## Given request
Copy each line below without leaving any out.

▽

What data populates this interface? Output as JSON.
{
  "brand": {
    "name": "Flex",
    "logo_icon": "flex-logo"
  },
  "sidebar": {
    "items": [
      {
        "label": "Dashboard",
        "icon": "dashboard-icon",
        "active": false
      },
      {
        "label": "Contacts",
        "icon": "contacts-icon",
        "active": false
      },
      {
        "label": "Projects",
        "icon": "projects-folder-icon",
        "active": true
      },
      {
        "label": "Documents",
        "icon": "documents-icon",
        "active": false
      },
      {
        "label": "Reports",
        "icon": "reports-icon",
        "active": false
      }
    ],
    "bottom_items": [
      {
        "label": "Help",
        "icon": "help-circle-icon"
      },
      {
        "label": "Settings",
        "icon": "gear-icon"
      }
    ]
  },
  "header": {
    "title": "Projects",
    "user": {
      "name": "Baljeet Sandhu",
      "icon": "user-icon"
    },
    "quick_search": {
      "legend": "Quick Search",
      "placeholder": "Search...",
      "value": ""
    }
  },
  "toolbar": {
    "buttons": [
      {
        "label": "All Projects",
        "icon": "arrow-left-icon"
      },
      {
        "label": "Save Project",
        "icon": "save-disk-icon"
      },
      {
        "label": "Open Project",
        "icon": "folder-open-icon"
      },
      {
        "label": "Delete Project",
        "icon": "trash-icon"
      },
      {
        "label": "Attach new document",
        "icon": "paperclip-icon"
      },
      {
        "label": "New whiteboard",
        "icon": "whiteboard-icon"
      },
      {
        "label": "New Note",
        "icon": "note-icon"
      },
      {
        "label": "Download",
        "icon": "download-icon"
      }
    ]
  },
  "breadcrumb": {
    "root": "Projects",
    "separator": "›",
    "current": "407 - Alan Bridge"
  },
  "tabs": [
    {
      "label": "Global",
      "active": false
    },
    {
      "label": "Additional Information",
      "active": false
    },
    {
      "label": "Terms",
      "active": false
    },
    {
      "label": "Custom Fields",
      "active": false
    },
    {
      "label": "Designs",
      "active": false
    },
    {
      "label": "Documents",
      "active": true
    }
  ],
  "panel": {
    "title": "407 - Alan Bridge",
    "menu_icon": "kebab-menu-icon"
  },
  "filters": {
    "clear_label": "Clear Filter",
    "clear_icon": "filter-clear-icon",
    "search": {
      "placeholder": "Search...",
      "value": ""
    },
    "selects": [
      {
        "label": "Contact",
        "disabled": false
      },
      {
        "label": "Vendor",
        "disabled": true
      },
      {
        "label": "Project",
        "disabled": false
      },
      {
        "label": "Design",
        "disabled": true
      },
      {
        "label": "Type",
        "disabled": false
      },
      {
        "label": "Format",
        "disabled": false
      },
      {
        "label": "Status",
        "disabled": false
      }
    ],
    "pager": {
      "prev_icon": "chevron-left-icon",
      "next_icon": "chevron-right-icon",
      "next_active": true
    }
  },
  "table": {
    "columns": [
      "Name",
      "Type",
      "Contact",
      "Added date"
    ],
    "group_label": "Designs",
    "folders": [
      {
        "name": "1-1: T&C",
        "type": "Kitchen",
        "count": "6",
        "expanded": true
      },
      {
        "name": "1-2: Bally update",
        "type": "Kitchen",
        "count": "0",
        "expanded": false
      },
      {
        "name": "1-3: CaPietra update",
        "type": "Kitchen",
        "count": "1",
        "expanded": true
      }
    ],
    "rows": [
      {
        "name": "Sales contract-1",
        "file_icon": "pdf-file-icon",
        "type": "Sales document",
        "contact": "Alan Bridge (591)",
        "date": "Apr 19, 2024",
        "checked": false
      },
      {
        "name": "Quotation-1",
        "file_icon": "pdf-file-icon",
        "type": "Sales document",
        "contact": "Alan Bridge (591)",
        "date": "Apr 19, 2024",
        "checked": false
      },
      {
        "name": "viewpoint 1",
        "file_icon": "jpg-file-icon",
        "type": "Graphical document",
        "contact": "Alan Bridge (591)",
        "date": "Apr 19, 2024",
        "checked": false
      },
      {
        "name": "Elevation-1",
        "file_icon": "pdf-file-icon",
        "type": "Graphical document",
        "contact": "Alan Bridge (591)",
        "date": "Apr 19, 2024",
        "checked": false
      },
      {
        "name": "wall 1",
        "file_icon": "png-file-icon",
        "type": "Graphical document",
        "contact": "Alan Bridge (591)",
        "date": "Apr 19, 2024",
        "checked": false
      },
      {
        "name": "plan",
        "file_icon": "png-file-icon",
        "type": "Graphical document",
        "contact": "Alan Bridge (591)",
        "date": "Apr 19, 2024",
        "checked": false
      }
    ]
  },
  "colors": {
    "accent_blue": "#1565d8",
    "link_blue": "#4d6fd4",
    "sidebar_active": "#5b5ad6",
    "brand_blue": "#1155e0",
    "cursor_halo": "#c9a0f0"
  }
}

△

## Answer below
What data populates this interface? Output as JSON.
{
  "brand": {
    "name": "Flex",
    "logo_icon": "flex-logo"
  },
  "sidebar": {
    "items": [
      {
        "label": "Dashboard",
        "icon": "dashboard-icon",
        "active": false
      },
      {
        "label": "Contacts",
        "icon": "contacts-icon",
        "active": false
      },
      {
        "label": "Projects",
        "icon": "projects-folder-icon",
        "active": true
      },
      {
        "label": "Documents",
        "icon": "documents-icon",
        "active": false
      },
      {
        "label": "Reports",
        "icon": "reports-icon",
        "active": false
      }
    ],
    "bottom_items": [
      {
        "label": "Help",
        "icon": "help-circle-icon"
      },
      {
        "label": "Settings",
        "icon": "gear-icon"
      }
    ]
  },
  "header": {
    "title": "Projects",
    "user": {
      "name": "Baljeet Sandhu",
      "icon": "user-icon"
    },
    "quick_search": {
      "legend": "Quick Search",
      "placeholder": "Search...",
      "value": ""
    }
  },
  "toolbar": {
    "buttons": [
      {
        "label": "All Projects",
        "icon": "arrow-left-icon"
      },
      {
        "label": "Save Project",
        "icon": "save-disk-icon"
      },
      {
        "label": "Open Project",
        "icon": "folder-open-icon"
      },
      {
        "label": "Delete Project",
        "icon": "trash-icon"
      },
      {
        "label": "Attach new document",
        "icon": "paperclip-icon"
      },
      {
        "label": "New whiteboard",
        "icon": "whiteboard-icon"
      },
      {
        "label": "New Note",
        "icon": "note-icon"
      },
      {
        "label": "Download",
        "icon": "download-icon"
      }
    ]
  },
  "breadcrumb": {
    "root": "Projects",
    "separator": "›",
    "current": "407 - Alan Bridge"
  },
  "tabs": [
    {
      "label": "Global",
      "active": false
    },
    {
      "label": "Additional Information",
      "active": false
    },
    {
      "label": "Terms",
      "active": false
    },
    {
      "label": "Custom Fields",
      "active": false
    },
    {
      "label": "Designs",
      "active": false
    },
    {
      "label": "Documents",
      "active": true
    }
  ],
  "panel": {
    "title": "407 - Alan Bridge",
    "menu_icon": "kebab-menu-icon"
  },
  "filters": {
    "clear_label": "Clear Filter",
    "clear_icon": "filter-clear-icon",
    "search": {
      "placeholder": "Search...",
      "value": ""
    },
    "selects": [
      {
        "label": "Contact",
        "disabled": false
      },
      {
        "label": "Vendor",
        "disabled": true
      },
      {
        "label": "Project",
        "disabled": false
      },
      {
        "label": "Design",
        "disabled": true
      },
      {
        "label": "Type",
        "disabled": false
      },
      {
        "label": "Format",
        "disabled": false
      },
      {
        "label": "Status",
        "disabled": false
      }
    ],
    "pager": {
      "prev_icon": "chevron-left-icon",
      "next_icon": "chevron-right-icon",
      "next_active": true
    }
  },
  "table": {
    "columns": [
      "Name",
      "Type",
      "Contact",
      "Added date"
    ],
    "group_label": "Designs",
    "folders": [
      {
        "name": "1-1: T&C",
        "type": "Kitchen",
        "count": "6",
        "expanded": true
      },
      {
        "name": "1-2: Bally update",
        "type": "Kitchen",
        "count": "0",
        "expanded": false
      },
      {
        "name": "1-3: CaPietra update",
        "type": "Kitchen",
        "count": "1",
        "expanded": true
      }
    ],
    "rows": [
      {
        "name": "Sales contract-1",
        "file_icon": "pdf-file-icon",
        "type": "Sales document",
        "contact": "Alan Bridge (591)",
        "date": "Apr 19, 2024",
        "checked": false
      },
      {
        "name": "Quotation-1",
        "file_icon": "pdf-file-icon",
        "type": "Sales document",
        "contact": "Alan Bridge (591)",
        "date": "Apr 19, 2024",
        "checked": false
      },
      {
        "name": "viewpoint 1",
        "file_icon": "jpg-file-icon",
        "type": "Graphical document",
        "contact": "Alan Bridge (591)",
        "date": "Apr 19, 2024",
        "checked": false
      },
      {
        "name": "Elevation-1",
        "file_icon": "pdf-file-icon",
        "type": "Graphical document",
        "contact": "Alan Bridge (591)",
        "date": "Apr 19, 2024",
        "checked": false
      },
      {
        "name": "wall 1",
        "file_icon": "png-file-icon",
        "type": "Graphical document",
        "contact": "Alan Bridge (591)",
        "date": "Apr 19, 2024",
        "checked": false
      },
      {
        "name": "plan",
        "file_icon": "png-file-icon",
        "type": "Graphical document",
        "contact": "Alan Bridge (591)",
        "date": "Apr 19, 2024",
        "checked": false
      }
    ]
  },
  "colors": {
    "accent_blue": "#1565d8",
    "link_blue": "#4d6fd4",
    "sidebar_active": "#5b5ad6",
    "brand_blue": "#1155e0",
    "cursor_halo": "#c9a0f0"
  }
}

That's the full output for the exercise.